Scan the lines below for the string "files" and report how many lines contain it, giving only the number.
>> START
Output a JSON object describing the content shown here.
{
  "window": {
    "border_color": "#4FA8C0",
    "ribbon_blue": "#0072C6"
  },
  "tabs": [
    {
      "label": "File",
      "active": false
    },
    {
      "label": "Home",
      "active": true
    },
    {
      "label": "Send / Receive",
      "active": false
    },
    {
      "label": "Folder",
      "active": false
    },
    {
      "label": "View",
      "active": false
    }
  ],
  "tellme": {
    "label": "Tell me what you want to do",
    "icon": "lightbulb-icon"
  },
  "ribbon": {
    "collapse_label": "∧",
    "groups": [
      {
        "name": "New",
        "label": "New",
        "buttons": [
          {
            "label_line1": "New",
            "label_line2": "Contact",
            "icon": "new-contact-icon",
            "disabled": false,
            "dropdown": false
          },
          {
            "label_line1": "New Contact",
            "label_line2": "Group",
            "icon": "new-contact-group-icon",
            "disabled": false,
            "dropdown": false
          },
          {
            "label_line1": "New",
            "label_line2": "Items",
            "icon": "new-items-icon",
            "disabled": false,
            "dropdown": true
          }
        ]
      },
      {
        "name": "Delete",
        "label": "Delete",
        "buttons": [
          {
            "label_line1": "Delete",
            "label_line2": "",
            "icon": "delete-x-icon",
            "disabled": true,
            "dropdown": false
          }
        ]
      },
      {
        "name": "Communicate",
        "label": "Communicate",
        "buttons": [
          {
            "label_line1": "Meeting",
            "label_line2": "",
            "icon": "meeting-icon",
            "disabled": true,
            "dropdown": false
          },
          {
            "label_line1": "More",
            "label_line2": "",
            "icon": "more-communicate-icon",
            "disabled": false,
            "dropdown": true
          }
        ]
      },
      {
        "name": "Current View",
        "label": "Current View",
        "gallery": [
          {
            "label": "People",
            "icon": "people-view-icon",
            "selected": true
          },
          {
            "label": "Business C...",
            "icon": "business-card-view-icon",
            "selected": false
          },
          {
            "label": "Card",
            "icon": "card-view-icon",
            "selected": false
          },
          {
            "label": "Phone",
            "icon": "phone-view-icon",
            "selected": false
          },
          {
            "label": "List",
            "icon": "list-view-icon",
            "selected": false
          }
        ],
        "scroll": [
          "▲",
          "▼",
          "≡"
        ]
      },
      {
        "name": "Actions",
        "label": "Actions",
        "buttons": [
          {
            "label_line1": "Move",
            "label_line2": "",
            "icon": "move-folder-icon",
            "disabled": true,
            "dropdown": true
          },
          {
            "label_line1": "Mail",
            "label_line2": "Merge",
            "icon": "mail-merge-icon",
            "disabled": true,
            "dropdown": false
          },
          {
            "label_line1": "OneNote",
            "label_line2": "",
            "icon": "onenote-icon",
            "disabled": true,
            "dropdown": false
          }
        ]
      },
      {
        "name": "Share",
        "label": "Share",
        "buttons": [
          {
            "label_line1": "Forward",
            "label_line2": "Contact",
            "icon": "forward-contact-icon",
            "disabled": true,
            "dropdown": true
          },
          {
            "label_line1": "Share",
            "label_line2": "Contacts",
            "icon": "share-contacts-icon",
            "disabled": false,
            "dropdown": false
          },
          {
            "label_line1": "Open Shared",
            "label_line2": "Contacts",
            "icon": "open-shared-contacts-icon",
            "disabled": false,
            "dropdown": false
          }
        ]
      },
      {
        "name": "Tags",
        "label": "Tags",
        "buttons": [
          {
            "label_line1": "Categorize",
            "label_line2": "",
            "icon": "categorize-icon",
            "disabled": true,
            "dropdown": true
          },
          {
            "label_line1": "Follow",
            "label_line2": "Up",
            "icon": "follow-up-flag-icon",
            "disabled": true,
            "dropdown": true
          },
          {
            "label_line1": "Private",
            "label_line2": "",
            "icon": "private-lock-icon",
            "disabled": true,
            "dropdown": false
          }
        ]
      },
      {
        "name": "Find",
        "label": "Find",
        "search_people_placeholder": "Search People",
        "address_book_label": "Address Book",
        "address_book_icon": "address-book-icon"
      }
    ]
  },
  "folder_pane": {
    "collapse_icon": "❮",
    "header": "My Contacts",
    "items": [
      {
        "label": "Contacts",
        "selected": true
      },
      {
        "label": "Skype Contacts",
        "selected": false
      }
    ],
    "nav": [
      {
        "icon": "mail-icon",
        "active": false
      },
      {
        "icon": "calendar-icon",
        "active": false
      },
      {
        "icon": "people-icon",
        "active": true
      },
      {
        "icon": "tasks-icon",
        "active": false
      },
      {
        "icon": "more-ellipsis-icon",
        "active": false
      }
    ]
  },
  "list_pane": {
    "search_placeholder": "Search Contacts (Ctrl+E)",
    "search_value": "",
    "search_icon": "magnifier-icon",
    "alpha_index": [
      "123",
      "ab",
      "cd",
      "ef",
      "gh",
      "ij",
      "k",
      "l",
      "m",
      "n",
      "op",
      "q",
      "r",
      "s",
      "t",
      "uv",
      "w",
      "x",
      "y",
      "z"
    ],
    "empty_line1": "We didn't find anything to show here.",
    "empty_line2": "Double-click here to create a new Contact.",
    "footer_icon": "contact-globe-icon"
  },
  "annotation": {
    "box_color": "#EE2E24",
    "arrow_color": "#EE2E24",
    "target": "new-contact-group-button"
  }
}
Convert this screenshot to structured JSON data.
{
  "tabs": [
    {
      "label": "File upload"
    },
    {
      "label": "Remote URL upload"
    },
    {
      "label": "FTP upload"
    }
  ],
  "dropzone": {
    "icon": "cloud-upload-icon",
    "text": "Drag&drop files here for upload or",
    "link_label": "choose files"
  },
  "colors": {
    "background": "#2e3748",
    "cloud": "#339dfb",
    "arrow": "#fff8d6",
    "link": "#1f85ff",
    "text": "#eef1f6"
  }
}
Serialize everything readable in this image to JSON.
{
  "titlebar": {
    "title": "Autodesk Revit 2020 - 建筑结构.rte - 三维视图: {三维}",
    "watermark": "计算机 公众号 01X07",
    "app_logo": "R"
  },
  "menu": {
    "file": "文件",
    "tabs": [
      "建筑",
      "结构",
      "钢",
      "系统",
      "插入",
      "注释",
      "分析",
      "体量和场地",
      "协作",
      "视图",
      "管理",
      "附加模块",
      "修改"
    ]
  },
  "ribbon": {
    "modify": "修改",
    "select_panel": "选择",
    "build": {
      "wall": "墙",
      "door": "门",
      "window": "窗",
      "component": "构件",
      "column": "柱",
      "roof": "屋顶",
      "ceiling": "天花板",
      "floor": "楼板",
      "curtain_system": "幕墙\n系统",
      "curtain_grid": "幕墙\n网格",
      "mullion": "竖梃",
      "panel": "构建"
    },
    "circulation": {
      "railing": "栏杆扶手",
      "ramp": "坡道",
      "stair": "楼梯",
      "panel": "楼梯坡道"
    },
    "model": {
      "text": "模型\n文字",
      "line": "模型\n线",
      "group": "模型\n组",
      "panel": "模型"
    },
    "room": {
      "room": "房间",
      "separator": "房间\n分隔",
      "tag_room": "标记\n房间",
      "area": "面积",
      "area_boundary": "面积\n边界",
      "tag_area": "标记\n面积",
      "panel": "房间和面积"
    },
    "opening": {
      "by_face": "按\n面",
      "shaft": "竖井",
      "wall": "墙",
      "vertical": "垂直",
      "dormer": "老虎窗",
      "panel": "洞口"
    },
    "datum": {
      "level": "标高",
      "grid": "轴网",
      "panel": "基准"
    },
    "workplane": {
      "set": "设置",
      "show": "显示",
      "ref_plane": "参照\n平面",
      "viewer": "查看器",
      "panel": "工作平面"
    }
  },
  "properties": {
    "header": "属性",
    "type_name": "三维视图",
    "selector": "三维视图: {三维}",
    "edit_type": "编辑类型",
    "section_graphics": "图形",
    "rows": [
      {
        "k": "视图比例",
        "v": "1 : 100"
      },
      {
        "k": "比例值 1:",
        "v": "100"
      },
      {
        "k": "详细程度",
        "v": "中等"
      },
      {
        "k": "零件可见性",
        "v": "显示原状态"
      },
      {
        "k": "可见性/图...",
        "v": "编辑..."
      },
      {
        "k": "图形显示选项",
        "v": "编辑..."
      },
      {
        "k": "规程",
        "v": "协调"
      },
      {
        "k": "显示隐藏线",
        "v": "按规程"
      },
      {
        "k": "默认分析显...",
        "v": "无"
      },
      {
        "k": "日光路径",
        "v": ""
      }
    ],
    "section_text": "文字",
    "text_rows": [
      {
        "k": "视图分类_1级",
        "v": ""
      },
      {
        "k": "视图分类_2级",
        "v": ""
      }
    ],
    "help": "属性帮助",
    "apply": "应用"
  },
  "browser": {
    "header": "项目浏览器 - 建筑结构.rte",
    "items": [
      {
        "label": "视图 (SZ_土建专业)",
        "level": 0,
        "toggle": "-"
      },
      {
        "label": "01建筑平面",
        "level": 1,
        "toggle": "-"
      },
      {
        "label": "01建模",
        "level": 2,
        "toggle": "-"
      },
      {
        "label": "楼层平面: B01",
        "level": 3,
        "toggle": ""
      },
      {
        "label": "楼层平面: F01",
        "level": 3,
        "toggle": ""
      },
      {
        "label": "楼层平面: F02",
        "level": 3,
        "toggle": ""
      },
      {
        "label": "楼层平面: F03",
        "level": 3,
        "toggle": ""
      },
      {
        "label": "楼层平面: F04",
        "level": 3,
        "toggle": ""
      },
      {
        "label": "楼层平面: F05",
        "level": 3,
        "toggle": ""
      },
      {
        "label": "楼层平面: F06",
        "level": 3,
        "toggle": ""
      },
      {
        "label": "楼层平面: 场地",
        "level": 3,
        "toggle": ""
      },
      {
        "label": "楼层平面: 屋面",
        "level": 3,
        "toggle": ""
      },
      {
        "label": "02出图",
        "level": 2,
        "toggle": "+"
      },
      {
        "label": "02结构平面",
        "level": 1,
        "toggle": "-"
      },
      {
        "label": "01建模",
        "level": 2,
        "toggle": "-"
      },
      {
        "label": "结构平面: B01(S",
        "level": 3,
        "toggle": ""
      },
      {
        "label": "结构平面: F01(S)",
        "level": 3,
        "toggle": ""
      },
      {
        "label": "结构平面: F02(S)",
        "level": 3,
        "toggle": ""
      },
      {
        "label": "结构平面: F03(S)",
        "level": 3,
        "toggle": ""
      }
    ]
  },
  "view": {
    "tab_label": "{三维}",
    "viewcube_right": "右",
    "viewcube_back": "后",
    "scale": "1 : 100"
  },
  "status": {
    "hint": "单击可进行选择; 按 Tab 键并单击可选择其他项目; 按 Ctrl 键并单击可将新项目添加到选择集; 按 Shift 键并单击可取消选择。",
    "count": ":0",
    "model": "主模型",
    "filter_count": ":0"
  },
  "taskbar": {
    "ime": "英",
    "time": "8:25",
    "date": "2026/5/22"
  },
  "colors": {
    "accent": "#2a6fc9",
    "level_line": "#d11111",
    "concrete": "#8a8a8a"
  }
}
>> END
*Output below*
2